-- Set problem --
Copy each line containing the word "your" from the records that follow, please.

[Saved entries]

━━━━━━━━━━━━━━━━━━━━

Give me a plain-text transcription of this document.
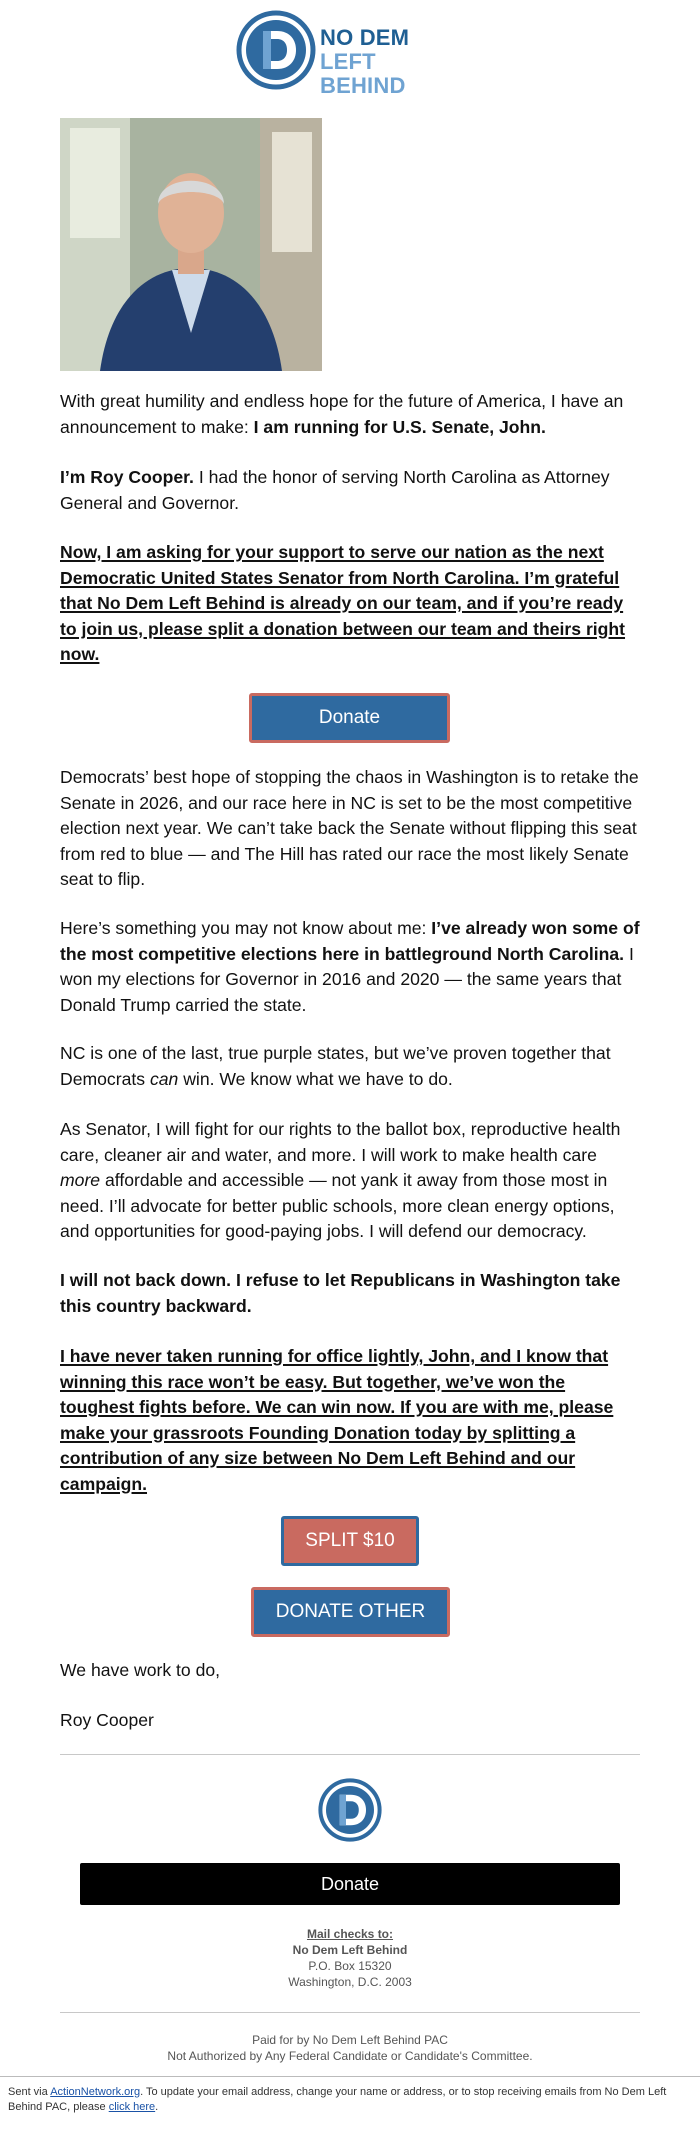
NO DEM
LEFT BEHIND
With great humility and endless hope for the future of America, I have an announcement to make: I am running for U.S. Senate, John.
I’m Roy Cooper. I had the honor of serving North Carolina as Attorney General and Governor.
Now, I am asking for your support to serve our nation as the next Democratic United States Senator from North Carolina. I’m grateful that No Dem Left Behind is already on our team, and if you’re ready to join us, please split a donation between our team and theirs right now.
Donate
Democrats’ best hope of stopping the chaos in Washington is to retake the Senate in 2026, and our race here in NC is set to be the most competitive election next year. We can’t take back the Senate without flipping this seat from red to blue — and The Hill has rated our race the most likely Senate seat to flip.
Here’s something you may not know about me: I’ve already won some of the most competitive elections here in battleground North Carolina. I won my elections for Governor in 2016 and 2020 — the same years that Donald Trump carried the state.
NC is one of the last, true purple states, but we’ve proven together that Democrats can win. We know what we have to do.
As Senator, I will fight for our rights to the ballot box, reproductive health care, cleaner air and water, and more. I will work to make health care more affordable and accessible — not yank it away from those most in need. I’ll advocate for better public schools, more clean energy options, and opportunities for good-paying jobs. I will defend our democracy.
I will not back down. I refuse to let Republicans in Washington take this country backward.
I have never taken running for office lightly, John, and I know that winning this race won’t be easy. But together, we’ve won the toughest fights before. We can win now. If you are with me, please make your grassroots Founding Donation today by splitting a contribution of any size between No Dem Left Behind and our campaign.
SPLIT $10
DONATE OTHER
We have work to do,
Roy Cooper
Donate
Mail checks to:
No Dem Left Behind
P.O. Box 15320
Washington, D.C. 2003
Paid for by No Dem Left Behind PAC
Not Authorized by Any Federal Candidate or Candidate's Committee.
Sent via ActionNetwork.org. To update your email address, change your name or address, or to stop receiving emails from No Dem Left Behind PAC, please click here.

━━━━━━━━━━━━━━━━━━━━

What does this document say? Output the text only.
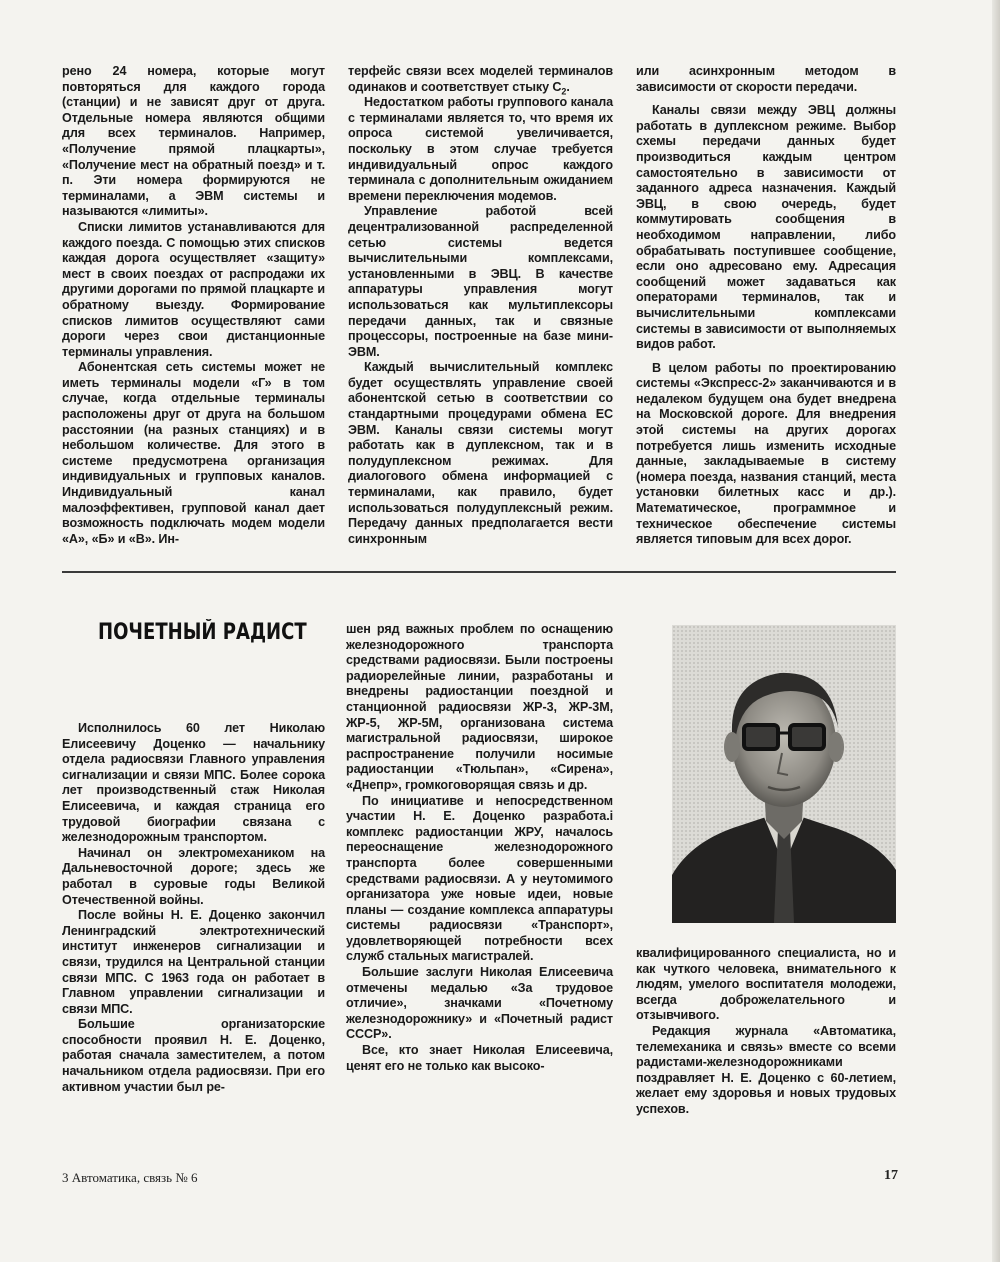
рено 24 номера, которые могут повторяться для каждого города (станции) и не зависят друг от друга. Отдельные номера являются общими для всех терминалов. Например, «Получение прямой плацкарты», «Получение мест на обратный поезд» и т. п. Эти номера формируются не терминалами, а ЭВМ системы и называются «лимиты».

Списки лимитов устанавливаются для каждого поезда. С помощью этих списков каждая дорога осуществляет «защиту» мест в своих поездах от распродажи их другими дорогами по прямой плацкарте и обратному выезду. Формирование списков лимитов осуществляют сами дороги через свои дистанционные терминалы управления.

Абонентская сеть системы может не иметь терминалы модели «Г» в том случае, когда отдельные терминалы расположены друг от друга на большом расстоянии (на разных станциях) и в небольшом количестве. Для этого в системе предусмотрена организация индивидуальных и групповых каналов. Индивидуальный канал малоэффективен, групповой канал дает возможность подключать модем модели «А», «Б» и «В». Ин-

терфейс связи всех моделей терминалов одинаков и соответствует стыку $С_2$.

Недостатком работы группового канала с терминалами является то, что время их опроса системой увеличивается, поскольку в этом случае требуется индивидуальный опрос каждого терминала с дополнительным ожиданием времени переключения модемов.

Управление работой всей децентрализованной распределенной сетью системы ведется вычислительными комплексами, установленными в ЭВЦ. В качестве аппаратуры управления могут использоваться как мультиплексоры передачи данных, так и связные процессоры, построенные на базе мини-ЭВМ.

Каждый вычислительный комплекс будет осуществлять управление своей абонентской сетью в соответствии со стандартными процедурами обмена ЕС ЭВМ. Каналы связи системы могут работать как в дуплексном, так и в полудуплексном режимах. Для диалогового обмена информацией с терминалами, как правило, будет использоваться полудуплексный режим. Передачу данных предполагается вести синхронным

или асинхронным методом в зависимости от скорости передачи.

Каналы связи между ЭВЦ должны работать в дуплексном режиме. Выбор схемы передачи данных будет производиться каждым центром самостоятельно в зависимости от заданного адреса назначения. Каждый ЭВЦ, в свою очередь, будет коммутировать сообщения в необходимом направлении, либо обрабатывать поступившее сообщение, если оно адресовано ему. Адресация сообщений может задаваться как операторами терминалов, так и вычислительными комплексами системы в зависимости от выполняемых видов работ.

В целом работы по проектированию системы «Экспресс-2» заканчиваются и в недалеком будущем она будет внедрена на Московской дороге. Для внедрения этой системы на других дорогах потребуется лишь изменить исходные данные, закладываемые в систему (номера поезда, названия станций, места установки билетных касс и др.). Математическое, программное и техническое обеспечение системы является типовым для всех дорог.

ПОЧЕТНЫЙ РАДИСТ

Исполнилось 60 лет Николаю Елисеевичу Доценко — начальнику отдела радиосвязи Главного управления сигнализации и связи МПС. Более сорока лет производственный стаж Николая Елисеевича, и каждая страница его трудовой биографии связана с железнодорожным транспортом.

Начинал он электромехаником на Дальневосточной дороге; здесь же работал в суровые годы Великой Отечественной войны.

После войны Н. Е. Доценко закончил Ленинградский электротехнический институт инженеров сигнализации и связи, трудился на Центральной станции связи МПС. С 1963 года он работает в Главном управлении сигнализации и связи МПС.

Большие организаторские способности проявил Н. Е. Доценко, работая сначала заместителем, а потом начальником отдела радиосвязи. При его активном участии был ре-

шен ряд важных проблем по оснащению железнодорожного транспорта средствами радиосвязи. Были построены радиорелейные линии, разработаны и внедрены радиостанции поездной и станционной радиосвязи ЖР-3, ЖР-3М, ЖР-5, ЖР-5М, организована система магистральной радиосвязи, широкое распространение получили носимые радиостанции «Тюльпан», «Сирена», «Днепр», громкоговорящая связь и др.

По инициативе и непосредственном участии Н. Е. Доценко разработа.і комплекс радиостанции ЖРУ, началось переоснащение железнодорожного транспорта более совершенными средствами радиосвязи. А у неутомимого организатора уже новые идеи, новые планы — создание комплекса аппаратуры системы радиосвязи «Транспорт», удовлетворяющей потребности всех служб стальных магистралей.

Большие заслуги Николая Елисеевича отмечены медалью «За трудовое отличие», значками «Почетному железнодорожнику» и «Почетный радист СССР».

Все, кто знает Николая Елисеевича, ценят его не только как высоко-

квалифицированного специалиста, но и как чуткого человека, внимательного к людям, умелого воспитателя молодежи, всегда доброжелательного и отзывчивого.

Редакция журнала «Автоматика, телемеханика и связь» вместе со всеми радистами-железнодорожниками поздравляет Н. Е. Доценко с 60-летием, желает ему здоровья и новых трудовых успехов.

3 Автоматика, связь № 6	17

━━━━━━━━━━━━━━━━━━━━

-- Expected output --
Now, I am asking for your support to serve our nation as the next Democratic United States Senator from North Carolina. I’m grateful that No Dem Left Behind is already on our team, and if you’re ready to join us, please split a donation between our team and theirs right now.
I have never taken running for office lightly, John, and I know that winning this race won’t be easy. But together, we’ve won the toughest fights before. We can win now. If you are with me, please make your grassroots Founding Donation today by splitting a contribution of any size between No Dem Left Behind and our campaign.
Sent via ActionNetwork.org. To update your email address, change your name or address, or to stop receiving emails from No Dem Left Behind PAC, please click here.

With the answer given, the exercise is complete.